Excerpts from a figure dataset:
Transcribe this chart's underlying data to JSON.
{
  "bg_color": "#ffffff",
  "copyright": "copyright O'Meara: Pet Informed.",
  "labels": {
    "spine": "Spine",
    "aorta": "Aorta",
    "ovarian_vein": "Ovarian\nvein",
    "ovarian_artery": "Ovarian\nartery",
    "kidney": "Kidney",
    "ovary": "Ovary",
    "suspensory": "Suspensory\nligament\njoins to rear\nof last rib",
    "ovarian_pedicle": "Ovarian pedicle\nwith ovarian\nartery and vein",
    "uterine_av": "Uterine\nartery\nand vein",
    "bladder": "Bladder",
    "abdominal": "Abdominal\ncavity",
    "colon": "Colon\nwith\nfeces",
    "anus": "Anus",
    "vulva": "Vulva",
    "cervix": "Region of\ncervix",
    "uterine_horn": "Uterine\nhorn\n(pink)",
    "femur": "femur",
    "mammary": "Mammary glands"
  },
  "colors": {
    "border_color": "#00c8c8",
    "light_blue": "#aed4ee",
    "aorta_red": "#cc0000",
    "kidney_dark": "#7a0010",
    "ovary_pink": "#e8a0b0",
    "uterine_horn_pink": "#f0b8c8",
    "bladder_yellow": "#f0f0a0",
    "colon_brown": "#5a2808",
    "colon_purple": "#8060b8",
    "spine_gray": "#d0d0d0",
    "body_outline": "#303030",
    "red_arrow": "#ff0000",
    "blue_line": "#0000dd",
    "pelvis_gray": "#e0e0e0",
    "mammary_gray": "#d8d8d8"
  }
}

- Written instruction: Type out the entries again, word for word.

- Response to this task:
Transcribe this chart's underlying data to JSON.
{
  "bg_color": "#ffffff",
  "copyright": "copyright O'Meara: Pet Informed.",
  "labels": {
    "spine": "Spine",
    "aorta": "Aorta",
    "ovarian_vein": "Ovarian\nvein",
    "ovarian_artery": "Ovarian\nartery",
    "kidney": "Kidney",
    "ovary": "Ovary",
    "suspensory": "Suspensory\nligament\njoins to rear\nof last rib",
    "ovarian_pedicle": "Ovarian pedicle\nwith ovarian\nartery and vein",
    "uterine_av": "Uterine\nartery\nand vein",
    "bladder": "Bladder",
    "abdominal": "Abdominal\ncavity",
    "colon": "Colon\nwith\nfeces",
    "anus": "Anus",
    "vulva": "Vulva",
    "cervix": "Region of\ncervix",
    "uterine_horn": "Uterine\nhorn\n(pink)",
    "femur": "femur",
    "mammary": "Mammary glands"
  },
  "colors": {
    "border_color": "#00c8c8",
    "light_blue": "#aed4ee",
    "aorta_red": "#cc0000",
    "kidney_dark": "#7a0010",
    "ovary_pink": "#e8a0b0",
    "uterine_horn_pink": "#f0b8c8",
    "bladder_yellow": "#f0f0a0",
    "colon_brown": "#5a2808",
    "colon_purple": "#8060b8",
    "spine_gray": "#d0d0d0",
    "body_outline": "#303030",
    "red_arrow": "#ff0000",
    "blue_line": "#0000dd",
    "pelvis_gray": "#e0e0e0",
    "mammary_gray": "#d8d8d8"
  }
}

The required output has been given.